◆ YOUR INSTRUCTIONS ◆
Track down every line below that holds "temperatures" and copy it.

◆ ◆ ◆ ◆ ◆ ◆ ◆

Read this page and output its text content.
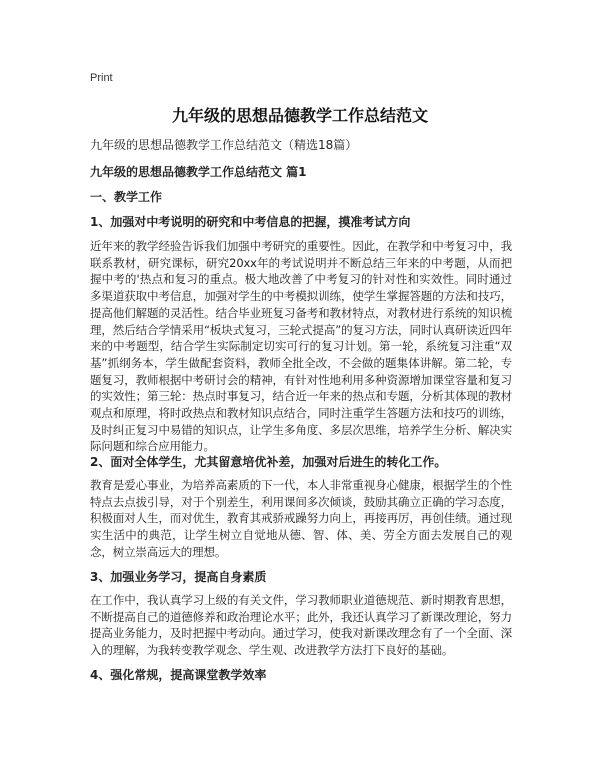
Print
九年级的思想品德教学工作总结范文
九年级的思想品德教学工作总结范文（精选18篇）
九年级的思想品德教学工作总结范文 篇1
一、教学工作
1、加强对中考说明的研究和中考信息的把握，摸准考试方向
近年来的教学经验告诉我们加强中考研究的重要性。因此，在教学和中考复习中，我联系教材，研究课标，研究20xx年的考试说明并不断总结三年来的中考题，从而把握中考的'热点和复习的重点。极大地改善了中考复习的针对性和实效性。同时通过多渠道获取中考信息，加强对学生的中考模拟训练，使学生掌握答题的方法和技巧，提高他们解题的灵活性。结合毕业班复习备考和教材特点，对教材进行系统的知识梳理，然后结合学情采用“板块式复习，三轮式提高”的复习方法，同时认真研读近四年来的中考题型，结合学生实际制定切实可行的复习计划。第一轮，系统复习注重“双基”抓纲务本，学生做配套资料，教师全批全改，不会做的题集体讲解。第二轮，专题复习，教师根据中考研讨会的精神，有针对性地利用多种资源增加课堂容量和复习的实效性；第三轮：热点时事复习，结合近一年来的热点和专题，分析其体现的教材观点和原理，将时政热点和教材知识点结合，同时注重学生答题方法和技巧的训练，及时纠正复习中易错的知识点，让学生多角度、多层次思维，培养学生分析、解决实际问题和综合应用能力。
2、面对全体学生，尤其留意培优补差，加强对后进生的转化工作。
教育是爱心事业，为培养高素质的下一代，本人非常重视身心健康，根据学生的个性特点去点拔引导，对于个别差生，利用课间多次倾谈，鼓励其确立正确的学习态度，积极面对人生，而对优生，教育其戒骄戒躁努力向上，再接再厉，再创佳绩。通过现实生活中的典范，让学生树立自觉地从德、智、体、美、劳全方面去发展自己的观念，树立崇高远大的理想。
3、加强业务学习，提高自身素质
在工作中，我认真学习上级的有关文件，学习教师职业道德规范、新时期教育思想，不断提高自己的道德修养和政治理论水平；此外，我还认真学习了新课改理论，努力提高业务能力，及时把握中考动向。通过学习，使我对新课改理念有了一个全面、深入的理解，为我转变教学观念、学生观、改进教学方法打下良好的基础。
4、强化常规，提高课堂教学效率
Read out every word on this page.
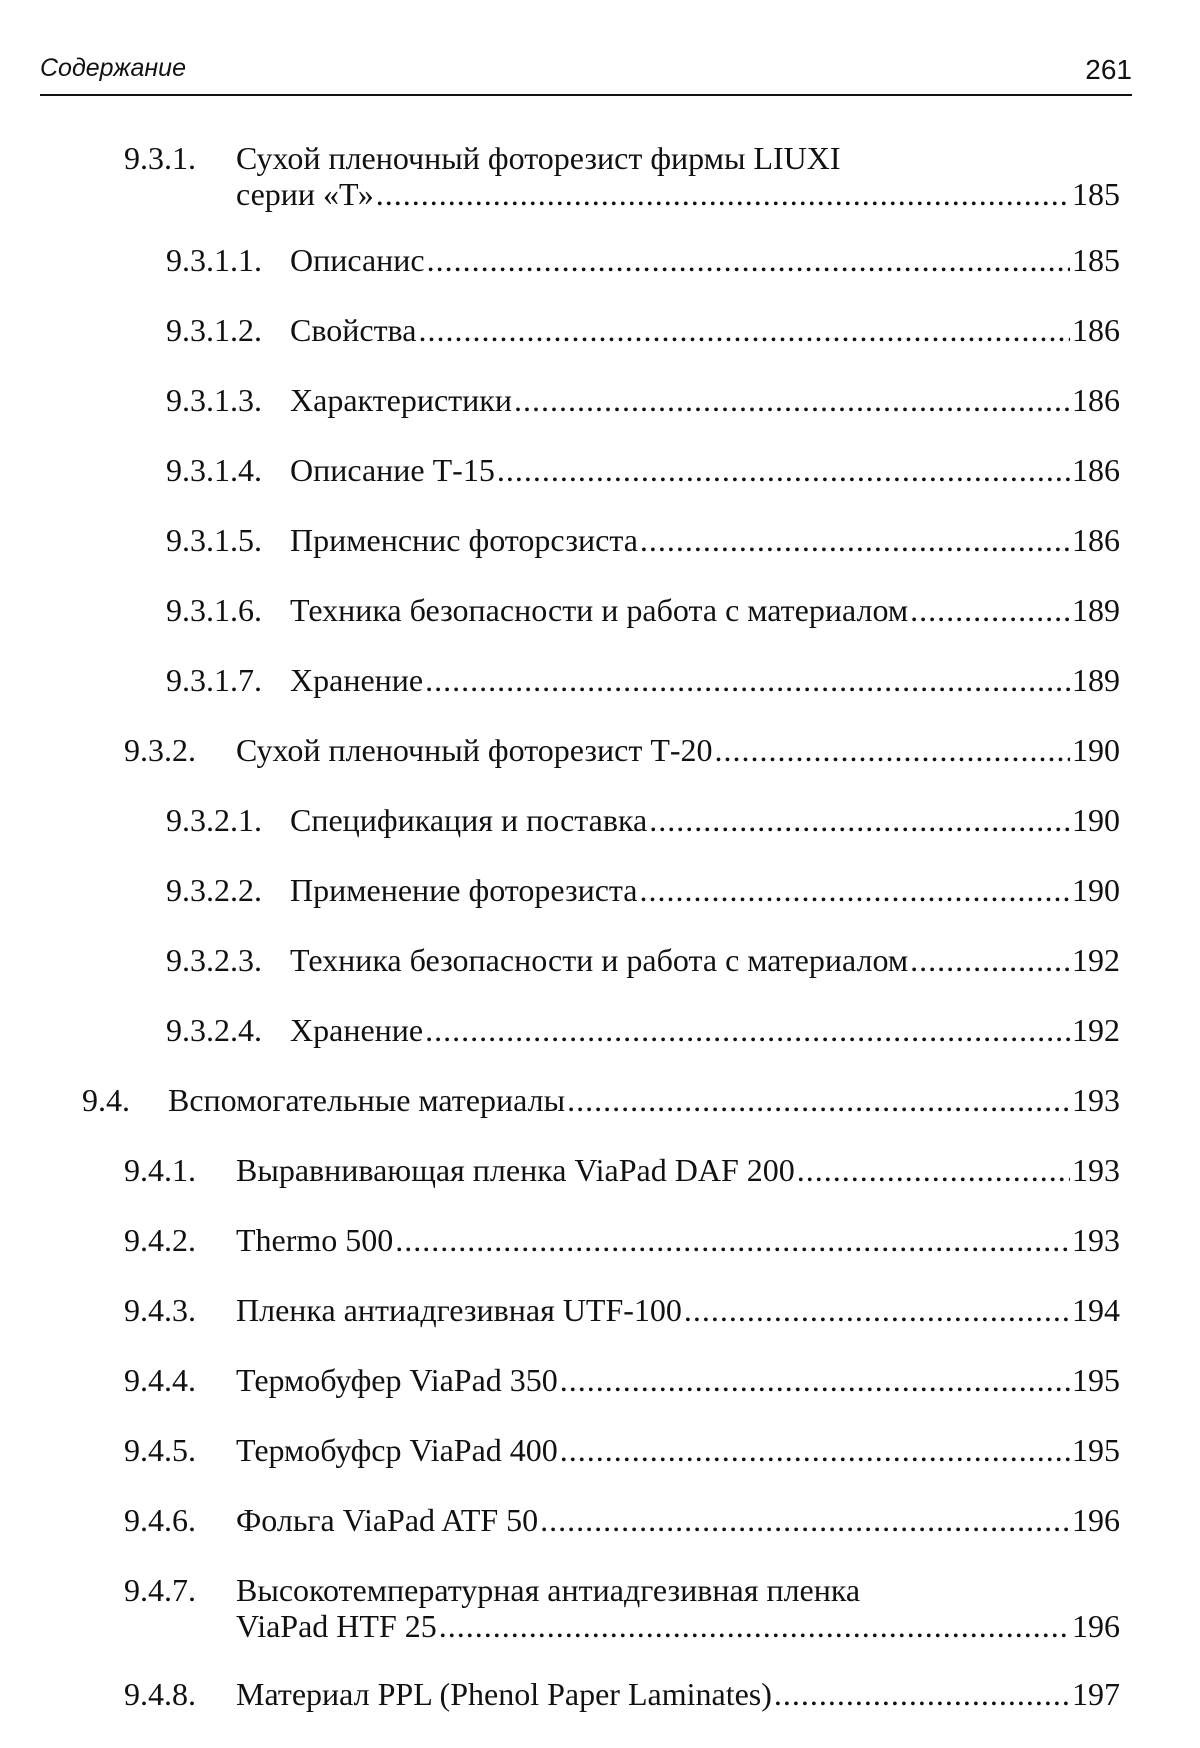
Содержание	261
9.3.1. Сухой пленочный фоторезист фирмы LIUXI
серии «Т» .....	185
9.3.1.1. Описанис .....	185
9.3.1.2. Свойства .....	186
9.3.1.3. Характеристики .....	186
9.3.1.4. Описание Т-15 .....	186
9.3.1.5. Применснис фоторсзиста .....	186
9.3.1.6. Техника безопасности и работа с материалом .....	189
9.3.1.7. Хранение .....	189
9.3.2. Сухой пленочный фоторезист Т-20 .....	190
9.3.2.1. Спецификация и поставка .....	190
9.3.2.2. Применение фоторезиста .....	190
9.3.2.3. Техника безопасности и работа с материалом .....	192
9.3.2.4. Хранение .....	192
9.4. Вспомогательные материалы .....	193
9.4.1. Выравнивающая пленка ViaPad DAF 200 .....	193
9.4.2. Thermo 500 .....	193
9.4.3. Пленка антиадгезивная UTF-100 .....	194
9.4.4. Термобуфер ViaPad 350 .....	195
9.4.5. Термобуфср ViaPad 400 .....	195
9.4.6. Фольга ViaPad ATF 50 .....	196
9.4.7. Высокотемпературная антиадгезивная пленка
ViaPad HTF 25 .....	196
9.4.8. Материал PPL (Phenol Paper Laminates) .....	197
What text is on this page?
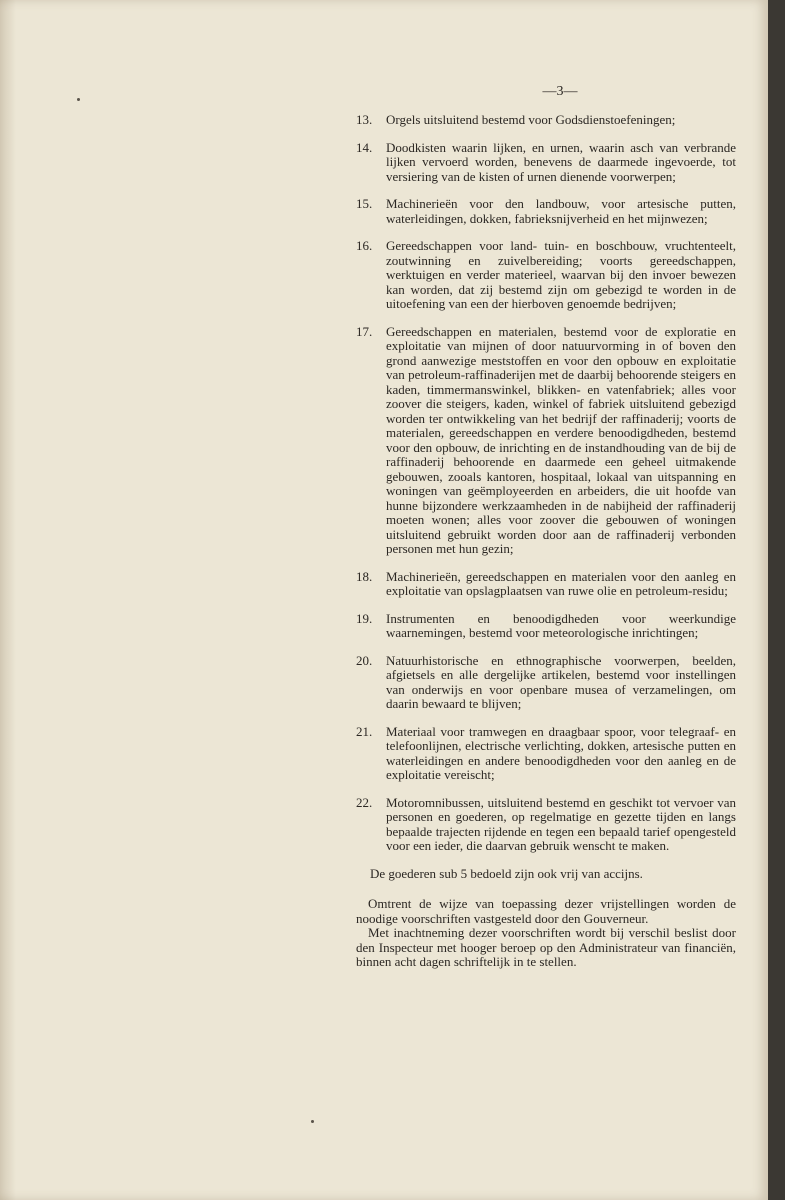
—3—
13.	Orgels uitsluitend bestemd voor Godsdienstoefeningen;
14.	Doodkisten waarin lijken, en urnen, waarin asch van verbrande lijken vervoerd worden, benevens de daarmede ingevoerde, tot versiering van de kisten of urnen dienende voorwerpen;
15.	Machinerieën voor den landbouw, voor artesische putten, waterleidingen, dokken, fabrieksnijverheid en het mijnwezen;
16.	Gereedschappen voor land- tuin- en boschbouw, vruchtenteelt, zoutwinning en zuivelbereiding; voorts gereedschappen, werktuigen en verder materieel, waarvan bij den invoer bewezen kan worden, dat zij bestemd zijn om gebezigd te worden in de uitoefening van een der hierboven genoemde bedrijven;
17.	Gereedschappen en materialen, bestemd voor de exploratie en exploitatie van mijnen of door natuurvorming in of boven den grond aanwezige meststoffen en voor den opbouw en exploitatie van petroleum-raffinaderijen met de daarbij behoorende steigers en kaden, timmermanswinkel, blikken- en vatenfabriek; alles voor zoover die steigers, kaden, winkel of fabriek uitsluitend gebezigd worden ter ontwikkeling van het bedrijf der raffinaderij; voorts de materialen, gereedschappen en verdere benoodigdheden, bestemd voor den opbouw, de inrichting en de instandhouding van de bij de raffinaderij behoorende en daarmede een geheel uitmakende gebouwen, zooals kantoren, hospitaal, lokaal van uitspanning en woningen van geëmployeerden en arbeiders, die uit hoofde van hunne bijzondere werkzaamheden in de nabijheid der raffinaderij moeten wonen; alles voor zoover die gebouwen of woningen uitsluitend gebruikt worden door aan de raffinaderij verbonden personen met hun gezin;
18.	Machinerieën, gereedschappen en materialen voor den aanleg en exploitatie van opslagplaatsen van ruwe olie en petroleum-residu;
19.	Instrumenten en benoodigdheden voor weerkundige waarnemingen, bestemd voor meteorologische inrichtingen;
20.	Natuurhistorische en ethnographische voorwerpen, beelden, afgietsels en alle dergelijke artikelen, bestemd voor instellingen van onderwijs en voor openbare musea of verzamelingen, om daarin bewaard te blijven;
21.	Materiaal voor tramwegen en draagbaar spoor, voor telegraaf- en telefoonlijnen, electrische verlichting, dokken, artesische putten en waterleidingen en andere benoodigdheden voor den aanleg en de exploitatie vereischt;
22.	Motoromnibussen, uitsluitend bestemd en geschikt tot vervoer van personen en goederen, op regelmatige en gezette tijden en langs bepaalde trajecten rijdende en tegen een bepaald tarief opengesteld voor een ieder, die daarvan gebruik wenscht te maken.
De goederen sub 5 bedoeld zijn ook vrij van accijns.
Omtrent de wijze van toepassing dezer vrijstellingen worden de noodige voorschriften vastgesteld door den Gouverneur.
Met inachtneming dezer voorschriften wordt bij verschil beslist door den Inspecteur met hooger beroep op den Administrateur van financiën, binnen acht dagen schriftelijk in te stellen.
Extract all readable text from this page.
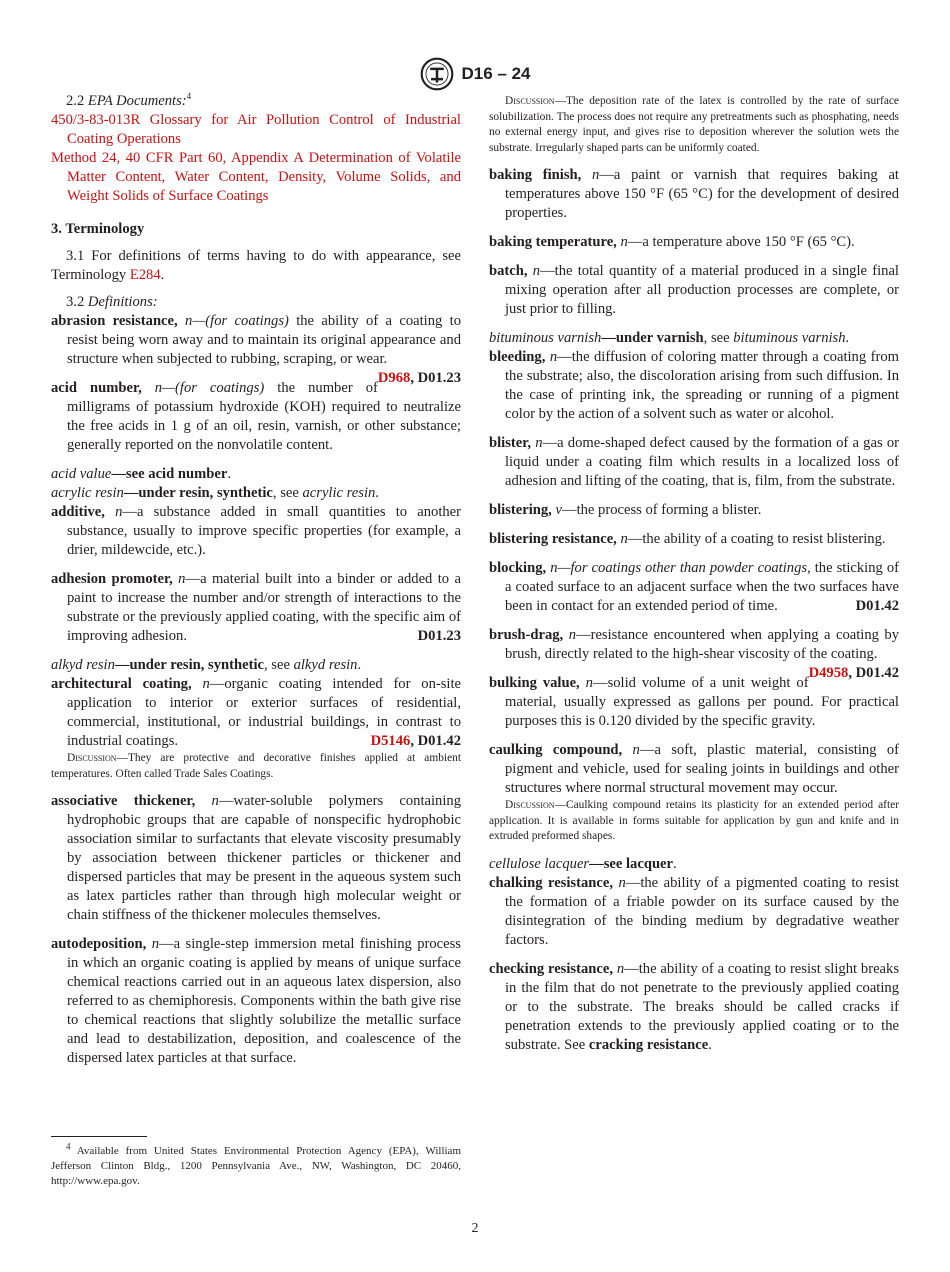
D16 – 24

2.2 EPA Documents:$^4$

450/3-83-013R Glossary for Air Pollution Control of Industrial Coating Operations

Method 24, 40 CFR Part 60, Appendix A Determination of Volatile Matter Content, Water Content, Density, Volume Solids, and Weight Solids of Surface Coatings

3. Terminology

3.1 For definitions of terms having to do with appearance, see Terminology E284.

3.2 Definitions:

abrasion resistance, n—(for coatings) the ability of a coating to resist being worn away and to maintain its original appearance and structure when subjected to rubbing, scraping, or wear.
D968, D01.23

acid number, n—(for coatings) the number of milligrams of potassium hydroxide (KOH) required to neutralize the free acids in 1 g of an oil, resin, varnish, or other substance; generally reported on the nonvolatile content.

acid value—see acid number.

acrylic resin—under resin, synthetic, see acrylic resin.

additive, n—a substance added in small quantities to another substance, usually to improve specific properties (for example, a drier, mildewcide, etc.).

adhesion promoter, n—a material built into a binder or added to a paint to increase the number and/or strength of interactions to the substrate or the previously applied coating, with the specific aim of improving adhesion.	D01.23

alkyd resin—under resin, synthetic, see alkyd resin.

architectural coating, n—organic coating intended for on-site application to interior or exterior surfaces of residential, commercial, institutional, or industrial buildings, in contrast to industrial coatings.	D5146, D01.42

Discussion—They are protective and decorative finishes applied at ambient temperatures. Often called Trade Sales Coatings.

associative thickener, n—water-soluble polymers containing hydrophobic groups that are capable of nonspecific hydrophobic association similar to surfactants that elevate viscosity presumably by association between thickener particles or thickener and dispersed particles that may be present in the aqueous system such as latex particles rather than through high molecular weight or chain stiffness of the thickener molecules themselves.

autodeposition, n—a single-step immersion metal finishing process in which an organic coating is applied by means of unique surface chemical reactions carried out in an aqueous latex dispersion, also referred to as chemiphoresis. Components within the bath give rise to chemical reactions that slightly solubilize the metallic surface and lead to destabilization, deposition, and coalescence of the dispersed latex particles at that surface.

$^4$ Available from United States Environmental Protection Agency (EPA), William Jefferson Clinton Bldg., 1200 Pennsylvania Ave., NW, Washington, DC 20460, http://www.epa.gov.

Discussion—The deposition rate of the latex is controlled by the rate of surface solubilization. The process does not require any pretreatments such as phosphating, needs no external energy input, and gives rise to deposition wherever the solution wets the substrate. Irregularly shaped parts can be uniformly coated.

baking finish, n—a paint or varnish that requires baking at temperatures above 150 °F (65 °C) for the development of desired properties.

baking temperature, n—a temperature above 150 °F (65 °C).

batch, n—the total quantity of a material produced in a single final mixing operation after all production processes are complete, or just prior to filling.

bituminous varnish—under varnish, see bituminous varnish.

bleeding, n—the diffusion of coloring matter through a coating from the substrate; also, the discoloration arising from such diffusion. In the case of printing ink, the spreading or running of a pigment color by the action of a solvent such as water or alcohol.

blister, n—a dome-shaped defect caused by the formation of a gas or liquid under a coating film which results in a localized loss of adhesion and lifting of the coating, that is, film, from the substrate.

blistering, v—the process of forming a blister.

blistering resistance, n—the ability of a coating to resist blistering.

blocking, n—for coatings other than powder coatings, the sticking of a coated surface to an adjacent surface when the two surfaces have been in contact for an extended period of time.	D01.42

brush-drag, n—resistance encountered when applying a coating by brush, directly related to the high-shear viscosity of the coating.
D4958, D01.42

bulking value, n—solid volume of a unit weight of material, usually expressed as gallons per pound. For practical purposes this is 0.120 divided by the specific gravity.

caulking compound, n—a soft, plastic material, consisting of pigment and vehicle, used for sealing joints in buildings and other structures where normal structural movement may occur.

Discussion—Caulking compound retains its plasticity for an extended period after application. It is available in forms suitable for application by gun and knife and in extruded preformed shapes.

cellulose lacquer—see lacquer.

chalking resistance, n—the ability of a pigmented coating to resist the formation of a friable powder on its surface caused by the disintegration of the binding medium by degradative weather factors.

checking resistance, n—the ability of a coating to resist slight breaks in the film that do not penetrate to the previously applied coating or to the substrate. The breaks should be called cracks if penetration extends to the previously applied coating or to the substrate. See cracking resistance.

2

◆ ◆ ◆ ◆ ◆ ◆ ◆

◆ TASK RESPONSE ◆
Discussion—They are protective and decorative finishes applied at ambient temperatures. Often called Trade Sales Coatings.
baking finish, n—a paint or varnish that requires baking at temperatures above 150 °F (65 °C) for the development of desired properties.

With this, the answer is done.